(A block of data)

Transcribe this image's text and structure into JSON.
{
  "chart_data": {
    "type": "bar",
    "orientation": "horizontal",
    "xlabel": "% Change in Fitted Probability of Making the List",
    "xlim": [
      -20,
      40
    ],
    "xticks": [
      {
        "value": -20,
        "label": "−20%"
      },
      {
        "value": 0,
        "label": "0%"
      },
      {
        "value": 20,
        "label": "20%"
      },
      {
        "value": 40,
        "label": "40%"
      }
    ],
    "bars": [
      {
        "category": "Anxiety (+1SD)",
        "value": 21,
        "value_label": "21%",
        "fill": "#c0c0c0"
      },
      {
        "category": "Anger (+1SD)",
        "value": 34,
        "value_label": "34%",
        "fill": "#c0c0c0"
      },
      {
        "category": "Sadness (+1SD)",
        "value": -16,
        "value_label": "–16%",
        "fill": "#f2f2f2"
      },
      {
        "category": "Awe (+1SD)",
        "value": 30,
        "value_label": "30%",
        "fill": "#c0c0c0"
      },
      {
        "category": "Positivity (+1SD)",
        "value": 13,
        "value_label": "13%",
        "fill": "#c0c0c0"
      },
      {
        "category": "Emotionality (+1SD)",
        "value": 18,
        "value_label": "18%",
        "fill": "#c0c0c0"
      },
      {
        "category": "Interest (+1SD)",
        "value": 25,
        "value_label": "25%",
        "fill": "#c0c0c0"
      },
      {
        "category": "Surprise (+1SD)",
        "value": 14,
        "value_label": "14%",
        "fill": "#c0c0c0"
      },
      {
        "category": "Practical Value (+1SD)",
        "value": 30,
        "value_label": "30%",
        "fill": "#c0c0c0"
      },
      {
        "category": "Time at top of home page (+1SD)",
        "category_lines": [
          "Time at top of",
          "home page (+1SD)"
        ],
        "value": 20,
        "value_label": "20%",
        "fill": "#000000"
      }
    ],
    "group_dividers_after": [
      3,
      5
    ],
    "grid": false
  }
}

*Prompt*. Your task is to reproduce the whole listing exactly.

*Task output*.
Transcribe this image's text and structure into JSON.
{
  "chart_data": {
    "type": "bar",
    "orientation": "horizontal",
    "xlabel": "% Change in Fitted Probability of Making the List",
    "xlim": [
      -20,
      40
    ],
    "xticks": [
      {
        "value": -20,
        "label": "−20%"
      },
      {
        "value": 0,
        "label": "0%"
      },
      {
        "value": 20,
        "label": "20%"
      },
      {
        "value": 40,
        "label": "40%"
      }
    ],
    "bars": [
      {
        "category": "Anxiety (+1SD)",
        "value": 21,
        "value_label": "21%",
        "fill": "#c0c0c0"
      },
      {
        "category": "Anger (+1SD)",
        "value": 34,
        "value_label": "34%",
        "fill": "#c0c0c0"
      },
      {
        "category": "Sadness (+1SD)",
        "value": -16,
        "value_label": "–16%",
        "fill": "#f2f2f2"
      },
      {
        "category": "Awe (+1SD)",
        "value": 30,
        "value_label": "30%",
        "fill": "#c0c0c0"
      },
      {
        "category": "Positivity (+1SD)",
        "value": 13,
        "value_label": "13%",
        "fill": "#c0c0c0"
      },
      {
        "category": "Emotionality (+1SD)",
        "value": 18,
        "value_label": "18%",
        "fill": "#c0c0c0"
      },
      {
        "category": "Interest (+1SD)",
        "value": 25,
        "value_label": "25%",
        "fill": "#c0c0c0"
      },
      {
        "category": "Surprise (+1SD)",
        "value": 14,
        "value_label": "14%",
        "fill": "#c0c0c0"
      },
      {
        "category": "Practical Value (+1SD)",
        "value": 30,
        "value_label": "30%",
        "fill": "#c0c0c0"
      },
      {
        "category": "Time at top of home page (+1SD)",
        "category_lines": [
          "Time at top of",
          "home page (+1SD)"
        ],
        "value": 20,
        "value_label": "20%",
        "fill": "#000000"
      }
    ],
    "group_dividers_after": [
      3,
      5
    ],
    "grid": false
  }
}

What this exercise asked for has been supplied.